**Exercise:**
Which lines have the string "portrait"? Copy all of them from the entries below.

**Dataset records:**
>>>

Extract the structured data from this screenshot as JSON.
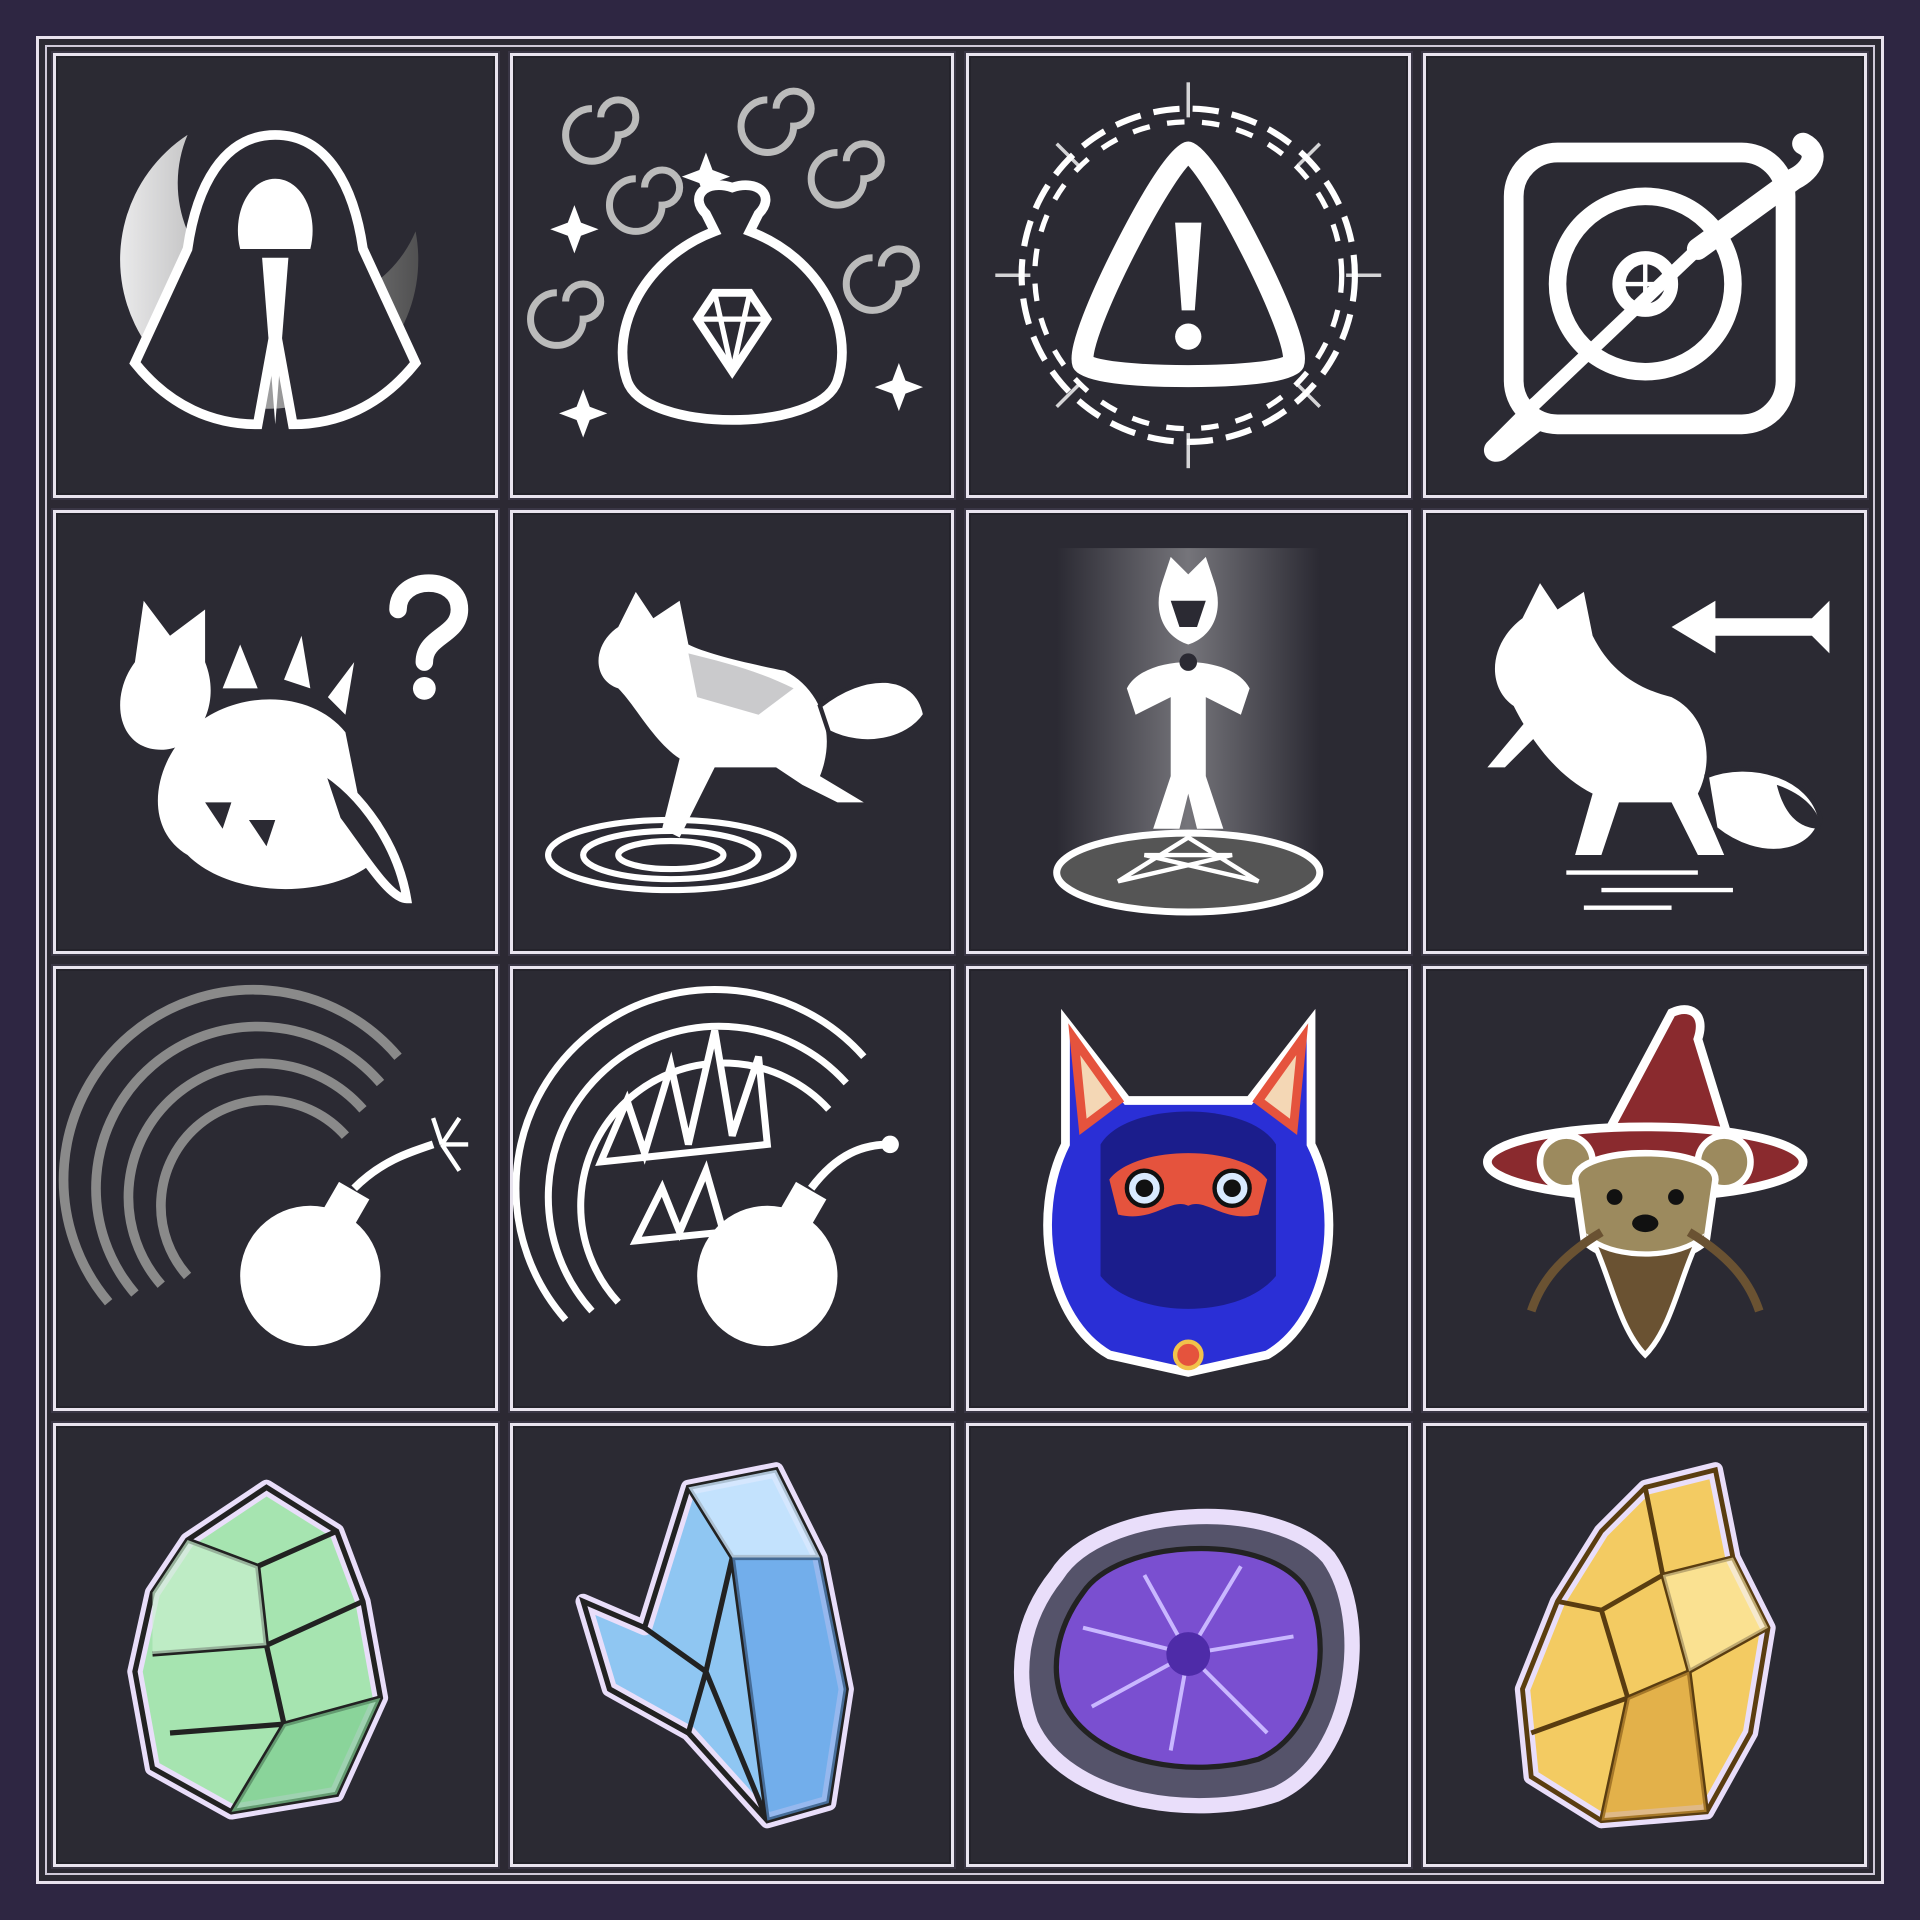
{
  "icons": [
    {
      "name": "hooded-cloak-moon-icon"
    },
    {
      "name": "gem-loot-bag-icon"
    },
    {
      "name": "warning-triangle-icon"
    },
    {
      "name": "screwdriver-disc-icon"
    },
    {
      "name": "confused-fox-monster-icon"
    },
    {
      "name": "fox-ripple-step-icon"
    },
    {
      "name": "fox-pentagram-summon-icon"
    },
    {
      "name": "fox-dash-back-icon"
    },
    {
      "name": "bomb-shockwave-icon"
    },
    {
      "name": "bomb-spikes-icon"
    },
    {
      "name": "hooded-fox-mask-portrait-icon"
    },
    {
      "name": "bear-wizard-portrait-icon"
    },
    {
      "name": "green-crystal-cluster-icon"
    },
    {
      "name": "blue-crystal-cluster-icon"
    },
    {
      "name": "amethyst-geode-icon"
    },
    {
      "name": "gold-crystal-cluster-icon"
    }
  ],
  "colors": {
    "background": "#2e2642",
    "tile": "#2b2a33",
    "line": "#ffffff",
    "hood_blue": "#2a2fd6",
    "mask_red": "#e5533d",
    "wizard_hat": "#8a2a2e",
    "bear_fur": "#9c8a5e",
    "green_crystal": "#a6e4b0",
    "blue_crystal": "#8fc6f2",
    "amethyst": "#7a4fd0",
    "gold_crystal": "#f3cb62"
  }
}
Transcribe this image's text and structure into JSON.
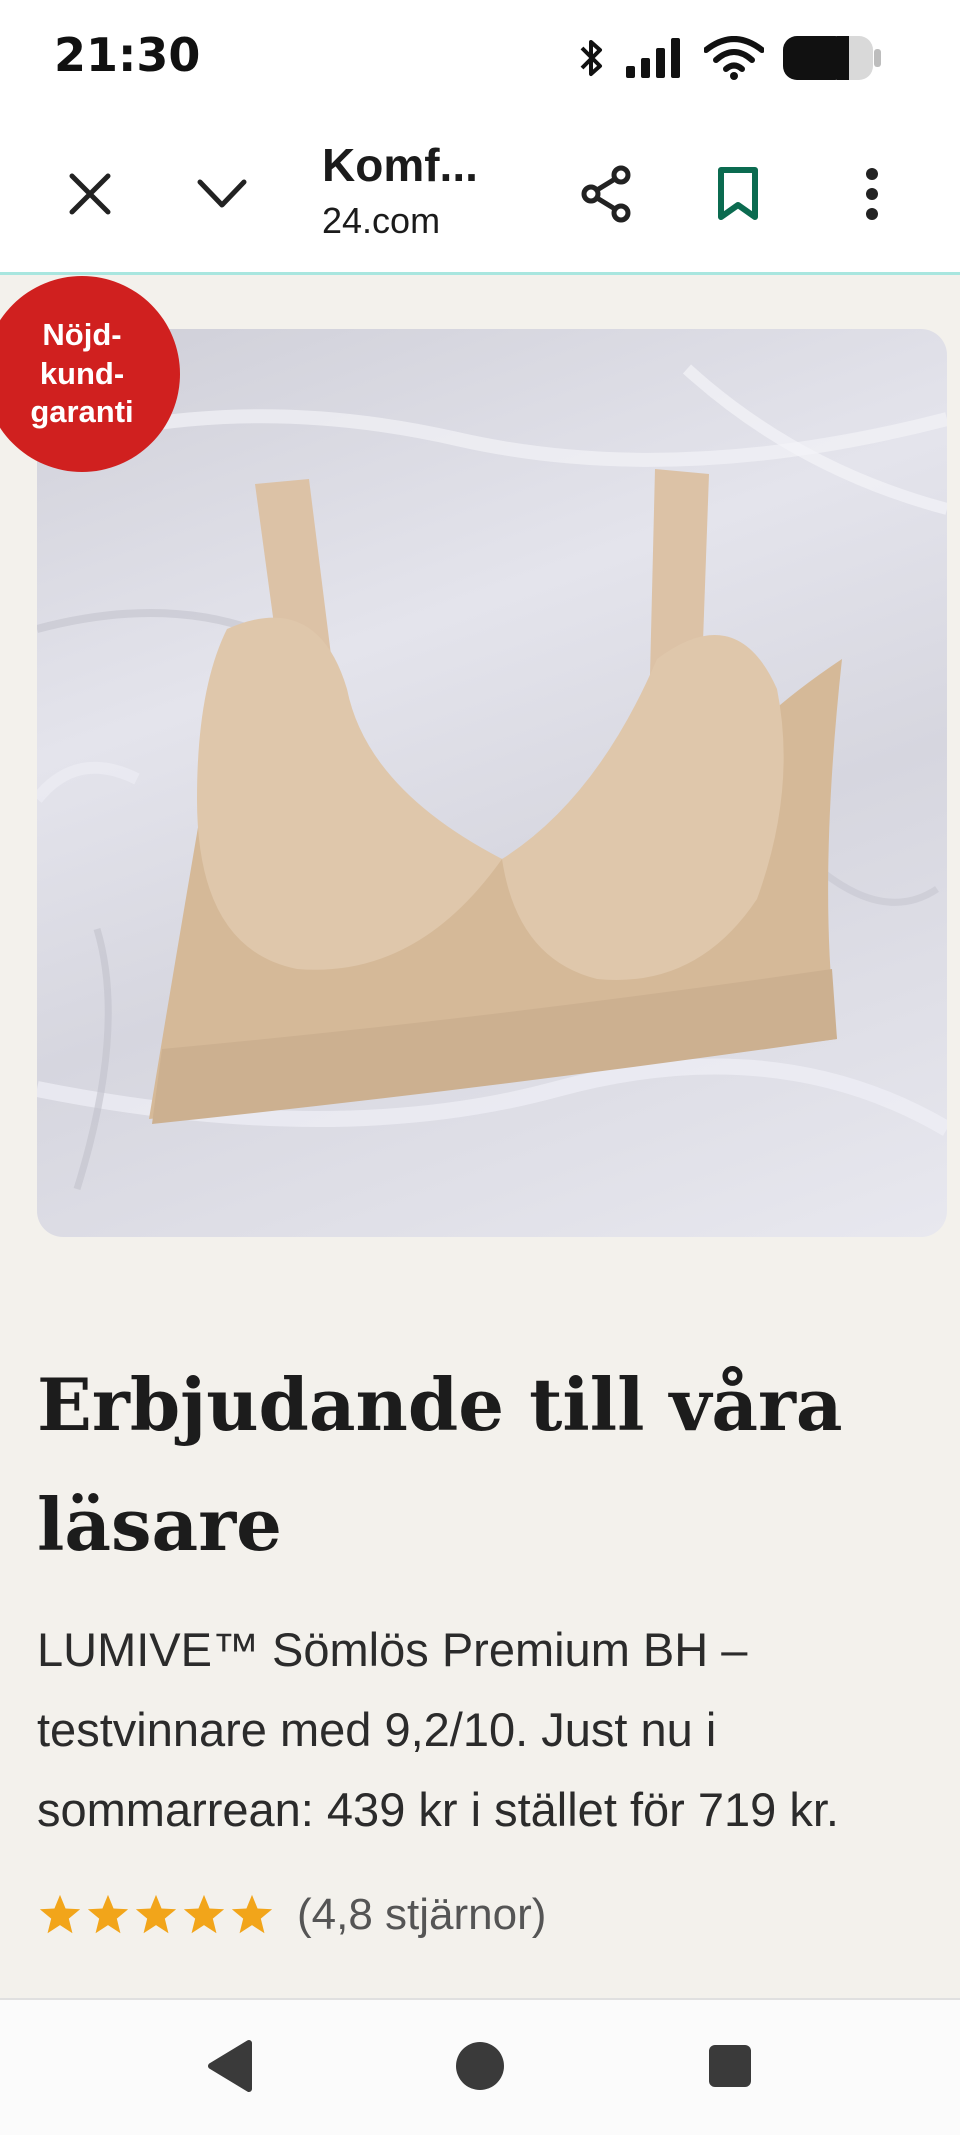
{
  "status_bar": {
    "time": "21:30",
    "icons": [
      "bluetooth-icon",
      "signal-icon",
      "wifi-icon",
      "battery-icon"
    ]
  },
  "browser": {
    "page_title": "Komf...",
    "domain": "24.com",
    "buttons": [
      "close-icon",
      "chevron-down-icon",
      "share-icon",
      "bookmark-icon",
      "more-vert-icon"
    ],
    "accent_color": "#0b6b50"
  },
  "badge": {
    "text": "Nöjd-kund-garanti",
    "color": "#d0201f"
  },
  "article": {
    "headline": "Erbjudande till våra läsare",
    "description": "LUMIVE™ Sömlös Premium BH – testvinnare med 9,2/10. Just nu i sommarrean: 439 kr i stället för 719 kr.",
    "rating": {
      "stars": 5,
      "text": "(4,8 stjärnor)",
      "star_color": "#f2a51a"
    }
  },
  "nav_bar": {
    "buttons": [
      "back-icon",
      "home-icon",
      "recents-icon"
    ]
  }
}
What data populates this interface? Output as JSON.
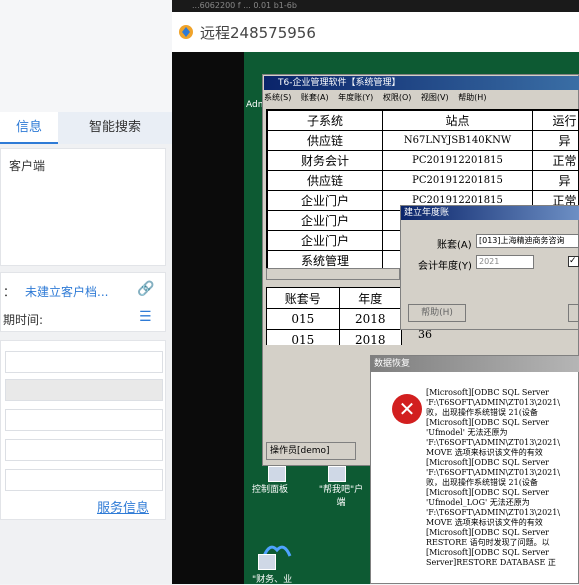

<<<

**Solution to this problem:**
      "name": "hooded-fox-mask-portrait-icon"
      "name": "bear-wizard-portrait-icon"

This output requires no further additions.